▸ Exercise:
From the entries below, count every line that contains the word "JSON". Please give the number and nothing else.

## BEGIN Source data

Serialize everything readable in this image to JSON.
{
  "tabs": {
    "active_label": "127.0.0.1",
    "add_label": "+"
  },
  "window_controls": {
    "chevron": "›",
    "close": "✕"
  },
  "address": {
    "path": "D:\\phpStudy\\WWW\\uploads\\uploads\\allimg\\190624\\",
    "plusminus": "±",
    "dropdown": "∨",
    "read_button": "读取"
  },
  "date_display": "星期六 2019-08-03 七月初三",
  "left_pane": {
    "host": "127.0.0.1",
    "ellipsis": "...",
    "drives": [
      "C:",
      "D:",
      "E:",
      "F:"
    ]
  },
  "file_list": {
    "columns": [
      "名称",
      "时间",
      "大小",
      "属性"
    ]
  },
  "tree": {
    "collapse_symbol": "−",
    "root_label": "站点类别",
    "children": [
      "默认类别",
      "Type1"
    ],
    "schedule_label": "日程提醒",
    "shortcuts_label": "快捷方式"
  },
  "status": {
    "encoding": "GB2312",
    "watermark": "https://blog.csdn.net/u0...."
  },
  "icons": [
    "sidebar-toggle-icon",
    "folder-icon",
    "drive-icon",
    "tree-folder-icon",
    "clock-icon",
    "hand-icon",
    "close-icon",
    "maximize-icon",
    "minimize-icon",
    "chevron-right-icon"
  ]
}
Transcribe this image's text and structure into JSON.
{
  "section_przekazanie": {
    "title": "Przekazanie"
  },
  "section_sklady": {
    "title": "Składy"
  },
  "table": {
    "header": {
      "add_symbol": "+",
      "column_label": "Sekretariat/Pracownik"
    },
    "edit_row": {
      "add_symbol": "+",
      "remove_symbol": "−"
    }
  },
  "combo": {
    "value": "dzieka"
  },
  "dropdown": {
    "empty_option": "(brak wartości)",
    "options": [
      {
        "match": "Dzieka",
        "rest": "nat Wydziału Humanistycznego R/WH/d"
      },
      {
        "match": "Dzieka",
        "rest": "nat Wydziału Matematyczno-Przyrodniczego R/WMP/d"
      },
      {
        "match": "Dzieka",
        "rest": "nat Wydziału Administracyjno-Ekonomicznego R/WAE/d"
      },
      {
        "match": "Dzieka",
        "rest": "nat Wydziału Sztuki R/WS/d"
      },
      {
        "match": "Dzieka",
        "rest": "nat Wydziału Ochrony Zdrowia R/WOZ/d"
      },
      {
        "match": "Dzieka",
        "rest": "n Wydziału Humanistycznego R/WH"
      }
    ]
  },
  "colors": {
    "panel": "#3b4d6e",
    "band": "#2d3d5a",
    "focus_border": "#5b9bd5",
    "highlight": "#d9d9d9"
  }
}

## END Source data

▸ Result below:
2